*ABOUT THIS TASK*: Without reproducing any picture, copy the records word for word.

==*==

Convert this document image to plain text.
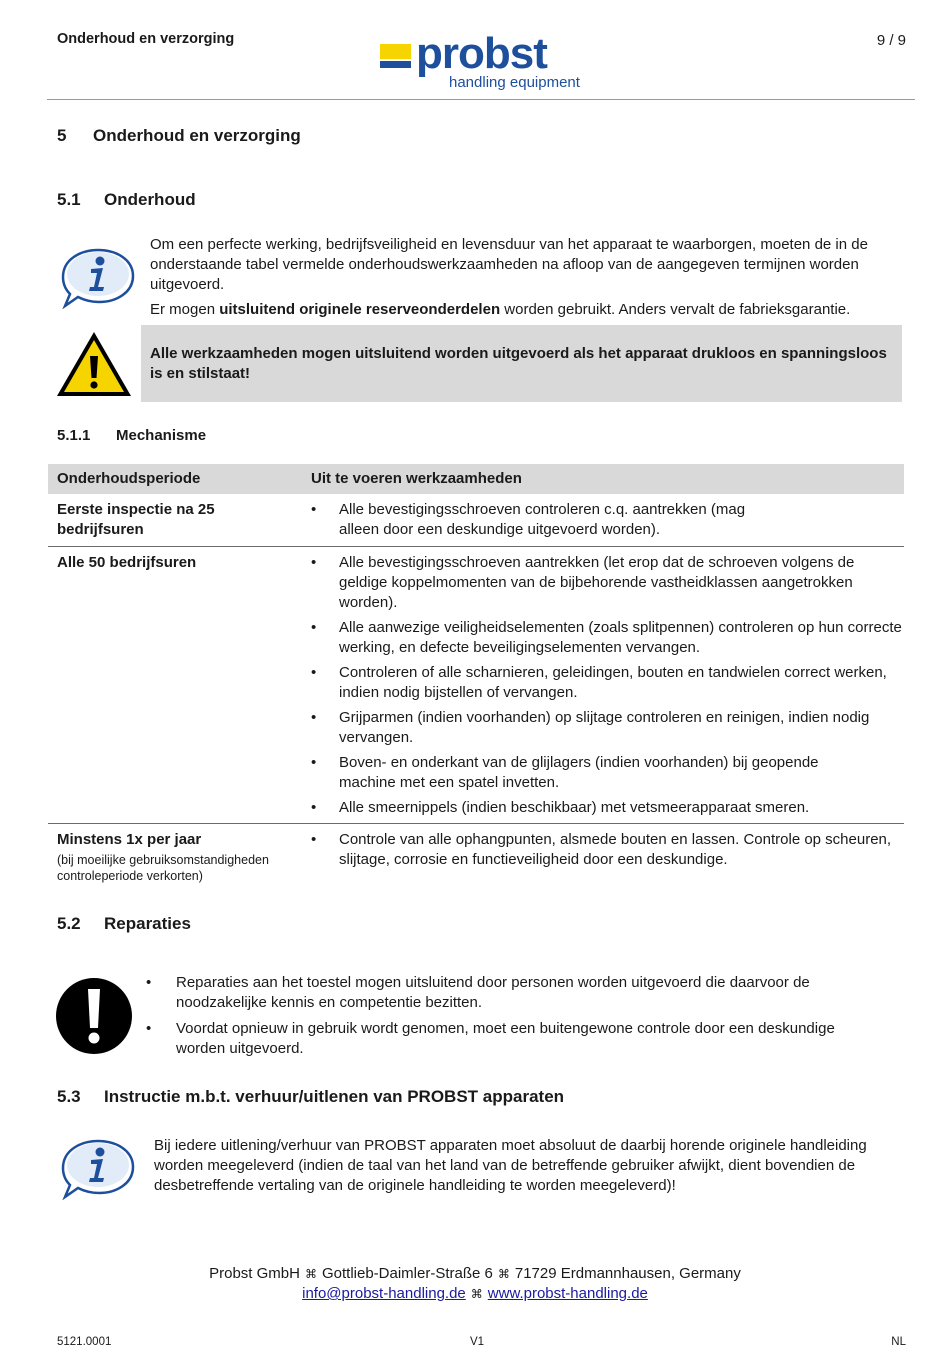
Onderhoud en verzorging	probst
handling equipment
9 / 9
5 Onderhoud en verzorging
5.1 Onderhoud
Om een perfecte werking, bedrijfsveiligheid en levensduur van het apparaat te waarborgen, moeten de in de onderstaande tabel vermelde onderhoudswerkzaamheden na afloop van de aangegeven termijnen worden uitgevoerd.
Er mogen uitsluitend originele reserveonderdelen worden gebruikt. Anders vervalt de fabrieksgarantie.
Alle werkzaamheden mogen uitsluitend worden uitgevoerd als het apparaat drukloos en spanningsloos is en stilstaat!
5.1.1 Mechanisme
Onderhoudsperiode	Uit te voeren werkzaamheden
Eerste inspectie na 25 bedrijfsuren
• Alle bevestigingsschroeven controleren c.q. aantrekken (mag alleen door een deskundige uitgevoerd worden).
Alle 50 bedrijfsuren
•	Alle bevestigingsschroeven aantrekken (let erop dat de schroeven volgens de geldige koppelmomenten van de bijbehorende vastheidklassen aangetrokken worden).
• Alle aanwezige veiligheidselementen (zoals splitpennen) controleren op hun correcte werking, en defecte beveiligingselementen vervangen.
• Controleren of alle scharnieren, geleidingen, bouten en tandwielen correct werken, indien nodig bijstellen of vervangen.
• Grijparmen (indien voorhanden) op slijtage controleren en reinigen, indien nodig vervangen.
• Boven- en onderkant van de glijlagers (indien voorhanden) bij geopende machine met een spatel invetten.
• Alle smeernippels (indien beschikbaar) met vetsmeerapparaat smeren.
Minstens 1x per jaar
(bij moeilijke gebruiksomstandigheden controleperiode verkorten)
• Controle van alle ophangpunten, alsmede bouten en lassen. Controle op scheuren, slijtage, corrosie en functieveiligheid door een deskundige.
5.2 Reparaties
• Reparaties aan het toestel mogen uitsluitend door personen worden uitgevoerd die daarvoor de noodzakelijke kennis en competentie bezitten.
• Voordat opnieuw in gebruik wordt genomen, moet een buitengewone controle door een deskundige worden uitgevoerd.
5.3 Instructie m.b.t. verhuur/uitlenen van PROBST apparaten
Bij iedere uitlening/verhuur van PROBST apparaten moet absoluut de daarbij horende originele handleiding worden meegeleverd (indien de taal van het land van de betreffende gebruiker afwijkt, dient bovendien de desbetreffende vertaling van de originele handleiding te worden meegeleverd)!
Probst GmbH ⌘ Gottlieb-Daimler-Straße 6 ⌘ 71729 Erdmannhausen, Germany
info@probst-handling.de ⌘ www.probst-handling.de
5121.0001	V1	NL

==*==

*RESPONSE AREA*:
Convert this document image to plain text.
Onderhoud en verzorging	probst
handling equipment
9 / 9
5 Onderhoud en verzorging
5.1 Onderhoud
Om een perfecte werking, bedrijfsveiligheid en levensduur van het apparaat te waarborgen, moeten de in de onderstaande tabel vermelde onderhoudswerkzaamheden na afloop van de aangegeven termijnen worden uitgevoerd.
Er mogen uitsluitend originele reserveonderdelen worden gebruikt. Anders vervalt de fabrieksgarantie.
Alle werkzaamheden mogen uitsluitend worden uitgevoerd als het apparaat drukloos en spanningsloos is en stilstaat!
5.1.1 Mechanisme
Onderhoudsperiode	Uit te voeren werkzaamheden
Eerste inspectie na 25 bedrijfsuren
• Alle bevestigingsschroeven controleren c.q. aantrekken (mag alleen door een deskundige uitgevoerd worden).
Alle 50 bedrijfsuren
•	Alle bevestigingsschroeven aantrekken (let erop dat de schroeven volgens de geldige koppelmomenten van de bijbehorende vastheidklassen aangetrokken worden).
• Alle aanwezige veiligheidselementen (zoals splitpennen) controleren op hun correcte werking, en defecte beveiligingselementen vervangen.
• Controleren of alle scharnieren, geleidingen, bouten en tandwielen correct werken, indien nodig bijstellen of vervangen.
• Grijparmen (indien voorhanden) op slijtage controleren en reinigen, indien nodig vervangen.
• Boven- en onderkant van de glijlagers (indien voorhanden) bij geopende machine met een spatel invetten.
• Alle smeernippels (indien beschikbaar) met vetsmeerapparaat smeren.
Minstens 1x per jaar
(bij moeilijke gebruiksomstandigheden controleperiode verkorten)
• Controle van alle ophangpunten, alsmede bouten en lassen. Controle op scheuren, slijtage, corrosie en functieveiligheid door een deskundige.
5.2 Reparaties
• Reparaties aan het toestel mogen uitsluitend door personen worden uitgevoerd die daarvoor de noodzakelijke kennis en competentie bezitten.
• Voordat opnieuw in gebruik wordt genomen, moet een buitengewone controle door een deskundige worden uitgevoerd.
5.3 Instructie m.b.t. verhuur/uitlenen van PROBST apparaten
Bij iedere uitlening/verhuur van PROBST apparaten moet absoluut de daarbij horende originele handleiding worden meegeleverd (indien de taal van het land van de betreffende gebruiker afwijkt, dient bovendien de desbetreffende vertaling van de originele handleiding te worden meegeleverd)!
Probst GmbH ⌘ Gottlieb-Daimler-Straße 6 ⌘ 71729 Erdmannhausen, Germany
info@probst-handling.de ⌘ www.probst-handling.de
5121.0001	V1	NL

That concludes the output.